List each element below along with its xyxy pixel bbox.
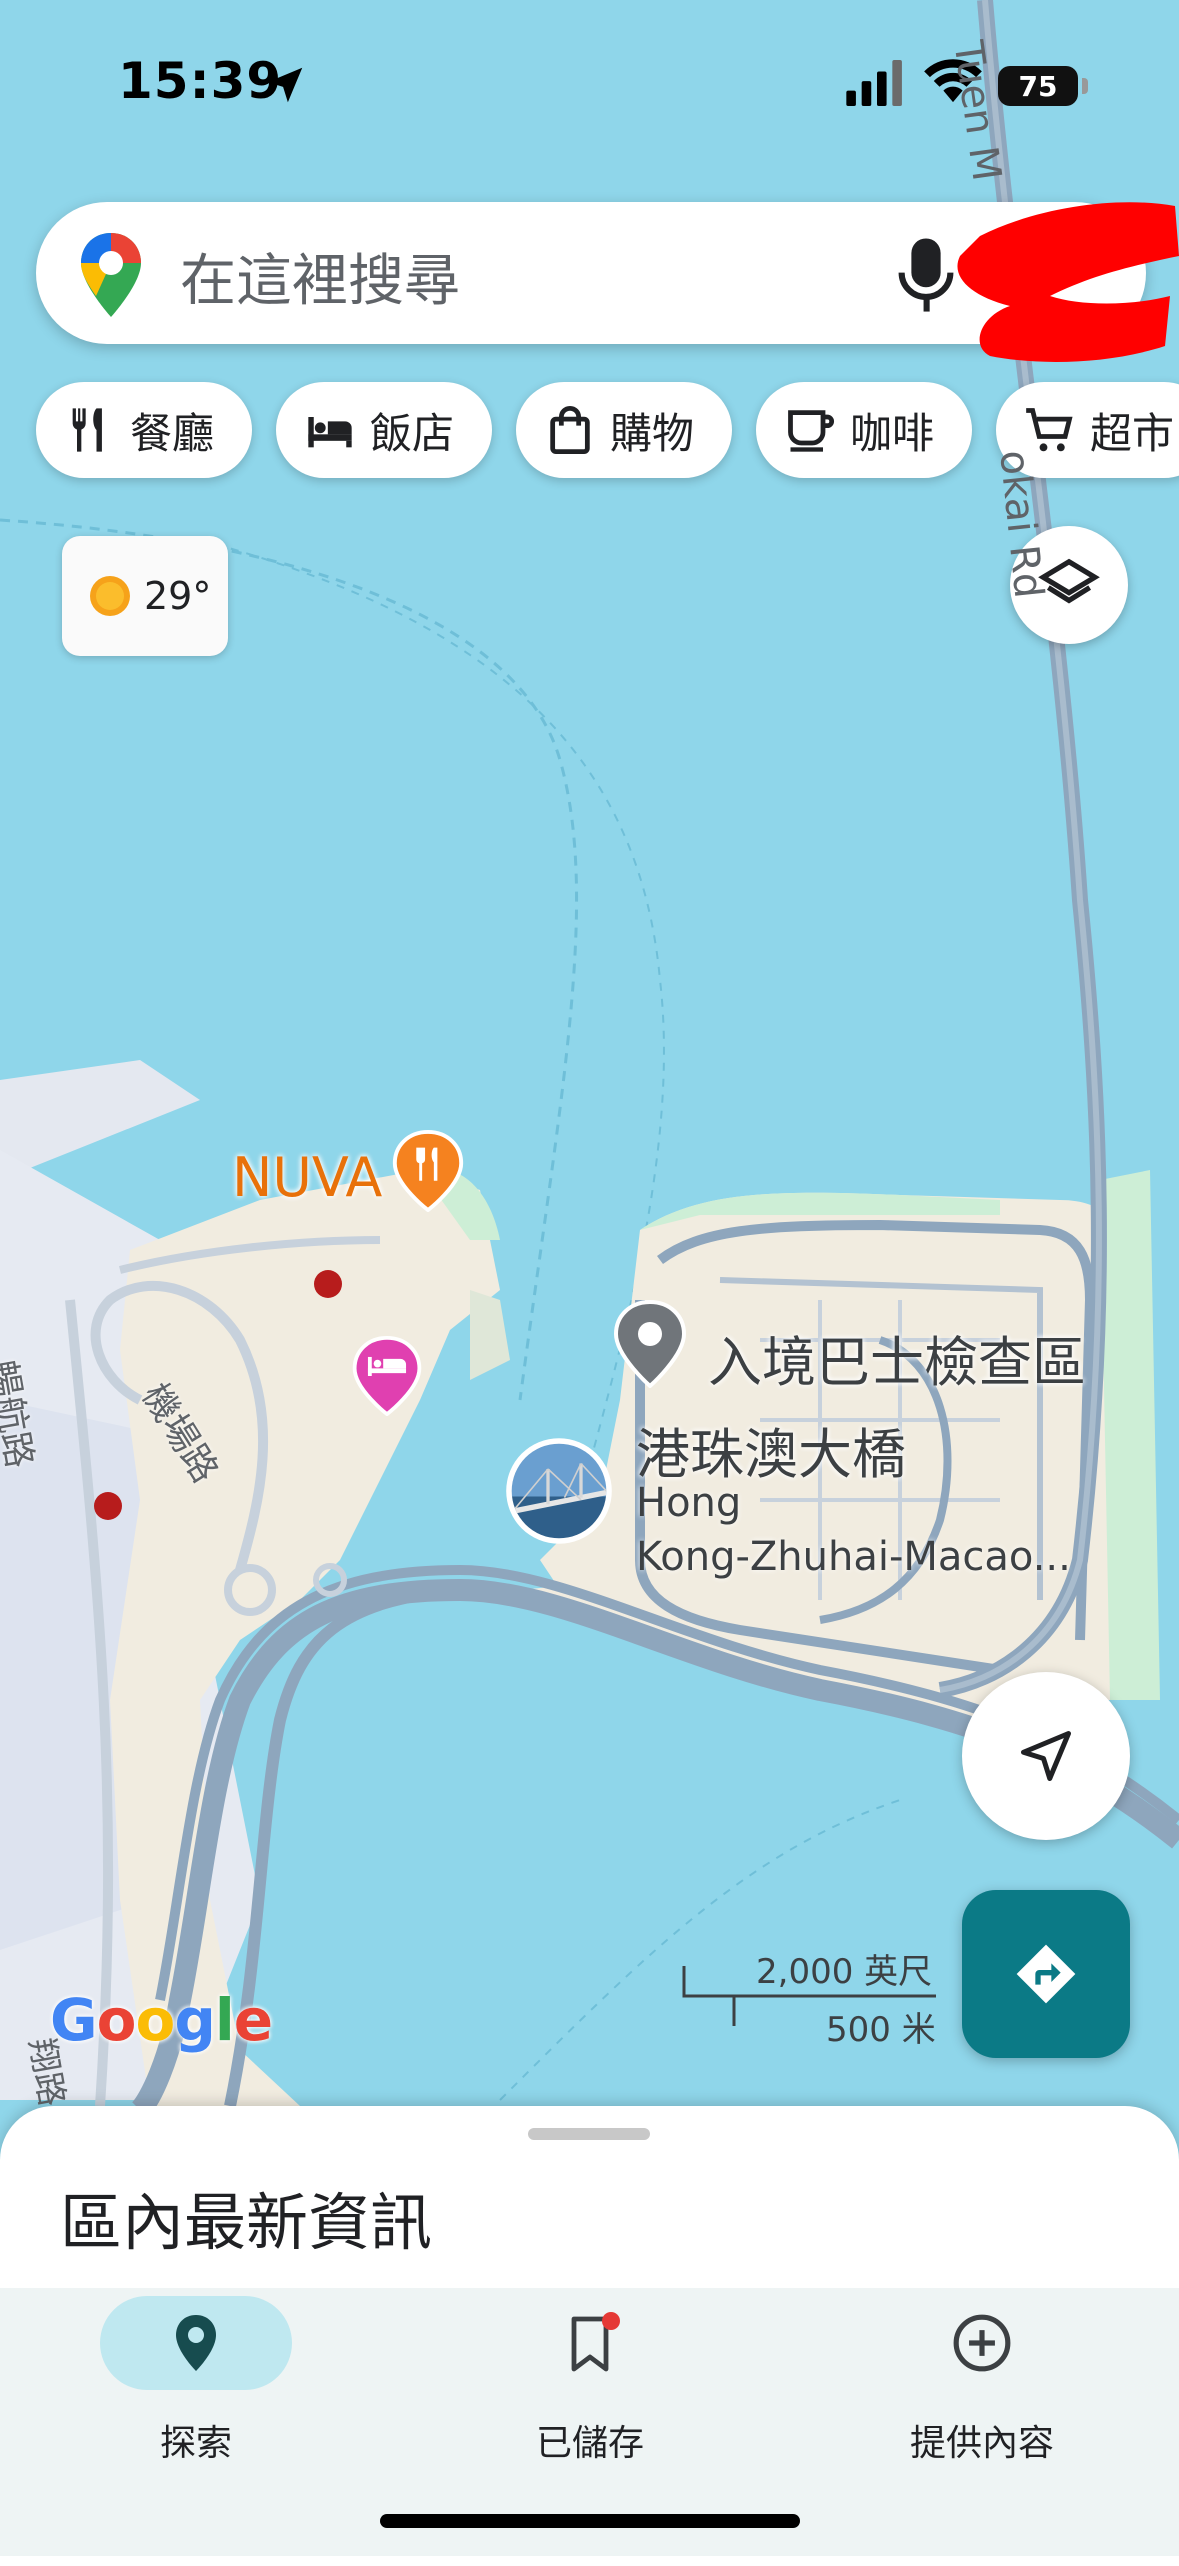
- chip-label: 餐廳: [130, 408, 215, 458]
- add-circle-icon: [953, 2314, 1011, 2372]
- directions-icon: [1016, 1944, 1076, 2004]
- scale-feet-label: 2,000 英尺: [756, 1952, 933, 1992]
- hotel-icon: [308, 417, 352, 448]
- redaction-scribble: [957, 202, 1179, 362]
- sun-icon: [90, 576, 130, 616]
- restaurant-marker-icon[interactable]: [392, 1130, 464, 1212]
- shopping-bag-icon: [550, 405, 590, 455]
- tab-label: 提供內容: [909, 2423, 1054, 2464]
- tab-explore[interactable]: 探索: [56, 2296, 336, 2466]
- tab-contribute[interactable]: 提供內容: [842, 2296, 1122, 2466]
- tab-explore-pill[interactable]: [100, 2296, 292, 2390]
- tab-saved-pill[interactable]: [494, 2296, 686, 2390]
- home-indicator[interactable]: [380, 2514, 800, 2528]
- search-input[interactable]: 在這裡搜尋: [180, 236, 460, 317]
- sheet-title: 區內最新資訊: [60, 2186, 433, 2259]
- microphone-icon[interactable]: [896, 236, 956, 314]
- restaurant-icon: [72, 408, 102, 452]
- chip-shopping[interactable]: 購物: [516, 382, 732, 478]
- place-label-bridge-en[interactable]: Kong-Zhuhai-Macao...: [636, 1534, 1071, 1580]
- place-label-bridge-en[interactable]: Hong: [636, 1480, 741, 1526]
- bus-checkpoint-marker-icon[interactable]: [614, 1300, 686, 1388]
- tab-contribute-pill[interactable]: [886, 2296, 1078, 2390]
- coffee-icon: [788, 410, 835, 452]
- place-label-nuva[interactable]: NUVA: [232, 1146, 382, 1209]
- weather-temperature: 29°: [144, 574, 212, 618]
- chip-label: 超市: [1090, 408, 1175, 458]
- sheet-drag-handle[interactable]: [528, 2128, 650, 2140]
- chip-coffee[interactable]: 咖啡: [756, 382, 972, 478]
- explore-pin-icon: [176, 2315, 216, 2371]
- my-location-button[interactable]: [962, 1672, 1130, 1840]
- place-label-bridge-zh[interactable]: 港珠澳大橋: [636, 1410, 906, 1489]
- place-label-bus-checkpoint[interactable]: 入境巴士檢查區: [708, 1318, 1086, 1397]
- google-attribution-logo: Google: [50, 1986, 273, 2054]
- google-maps-logo-icon: [81, 233, 141, 317]
- cellular-signal-icon: [846, 60, 902, 106]
- tab-label: 探索: [159, 2423, 232, 2464]
- navigation-arrow-icon: [1021, 1731, 1071, 1781]
- bridge-photo-marker[interactable]: [504, 1436, 614, 1546]
- chip-restaurants[interactable]: 餐廳: [36, 382, 252, 478]
- directions-button[interactable]: [962, 1890, 1130, 2058]
- notification-badge: [602, 2312, 620, 2330]
- battery-indicator: 75: [998, 66, 1088, 106]
- chip-hotels[interactable]: 飯店: [276, 382, 492, 478]
- chip-label: 購物: [610, 408, 695, 458]
- status-time: 15:39: [118, 52, 283, 110]
- weather-badge[interactable]: 29°: [62, 536, 228, 656]
- tab-saved[interactable]: 已儲存: [450, 2296, 730, 2466]
- chip-label: 咖啡: [850, 408, 935, 458]
- hotel-marker-icon[interactable]: [352, 1336, 422, 1416]
- scale-meters-label: 500 米: [826, 2010, 936, 2050]
- tab-label: 已儲存: [535, 2423, 644, 2464]
- chip-label: 飯店: [370, 408, 455, 458]
- location-arrow-icon: [267, 67, 303, 103]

-.-.-

### WHAT TO PRODUCE
Copy every line of the records above word for word, without the pictures.

### EXERCISE SOLUTION
List each element below along with its xyxy pixel bbox.
- chip-label: 餐廳: [130, 408, 215, 458]
- add-circle-icon: [953, 2314, 1011, 2372]
- directions-icon: [1016, 1944, 1076, 2004]
- scale-feet-label: 2,000 英尺: [756, 1952, 933, 1992]
- hotel-icon: [308, 417, 352, 448]
- redaction-scribble: [957, 202, 1179, 362]
- sun-icon: [90, 576, 130, 616]
- restaurant-marker-icon[interactable]: [392, 1130, 464, 1212]
- shopping-bag-icon: [550, 405, 590, 455]
- tab-label: 提供內容: [909, 2423, 1054, 2464]
- tab-explore[interactable]: 探索: [56, 2296, 336, 2466]
- tab-contribute[interactable]: 提供內容: [842, 2296, 1122, 2466]
- tab-explore-pill[interactable]: [100, 2296, 292, 2390]
- tab-saved-pill[interactable]: [494, 2296, 686, 2390]
- home-indicator[interactable]: [380, 2514, 800, 2528]
- search-input[interactable]: 在這裡搜尋: [180, 236, 460, 317]
- sheet-title: 區內最新資訊: [60, 2186, 433, 2259]
- microphone-icon[interactable]: [896, 236, 956, 314]
- restaurant-icon: [72, 408, 102, 452]
- chip-shopping[interactable]: 購物: [516, 382, 732, 478]
- place-label-bridge-en[interactable]: Kong-Zhuhai-Macao...: [636, 1534, 1071, 1580]
- place-label-bridge-en[interactable]: Hong: [636, 1480, 741, 1526]
- bus-checkpoint-marker-icon[interactable]: [614, 1300, 686, 1388]
- tab-contribute-pill[interactable]: [886, 2296, 1078, 2390]
- coffee-icon: [788, 410, 835, 452]
- place-label-nuva[interactable]: NUVA: [232, 1146, 382, 1209]
- weather-temperature: 29°: [144, 574, 212, 618]
- chip-label: 超市: [1090, 408, 1175, 458]
- sheet-drag-handle[interactable]: [528, 2128, 650, 2140]
- chip-coffee[interactable]: 咖啡: [756, 382, 972, 478]
- explore-pin-icon: [176, 2315, 216, 2371]
- my-location-button[interactable]: [962, 1672, 1130, 1840]
- place-label-bridge-zh[interactable]: 港珠澳大橋: [636, 1410, 906, 1489]
- place-label-bus-checkpoint[interactable]: 入境巴士檢查區: [708, 1318, 1086, 1397]
- google-attribution-logo: Google: [50, 1986, 273, 2054]
- google-maps-logo-icon: [81, 233, 141, 317]
- cellular-signal-icon: [846, 60, 902, 106]
- tab-label: 探索: [159, 2423, 232, 2464]
- navigation-arrow-icon: [1021, 1731, 1071, 1781]
- bridge-photo-marker[interactable]: [504, 1436, 614, 1546]
- chip-restaurants[interactable]: 餐廳: [36, 382, 252, 478]
- directions-button[interactable]: [962, 1890, 1130, 2058]
- notification-badge: [602, 2312, 620, 2330]
- battery-indicator: 75: [998, 66, 1088, 106]
- chip-hotels[interactable]: 飯店: [276, 382, 492, 478]
- chip-label: 購物: [610, 408, 695, 458]
- status-time: 15:39: [118, 52, 283, 110]
- weather-badge[interactable]: 29°: [62, 536, 228, 656]
- tab-saved[interactable]: 已儲存: [450, 2296, 730, 2466]
- chip-label: 咖啡: [850, 408, 935, 458]
- hotel-marker-icon[interactable]: [352, 1336, 422, 1416]
- scale-meters-label: 500 米: [826, 2010, 936, 2050]
- tab-label: 已儲存: [535, 2423, 644, 2464]
- chip-label: 飯店: [370, 408, 455, 458]
- location-arrow-icon: [267, 67, 303, 103]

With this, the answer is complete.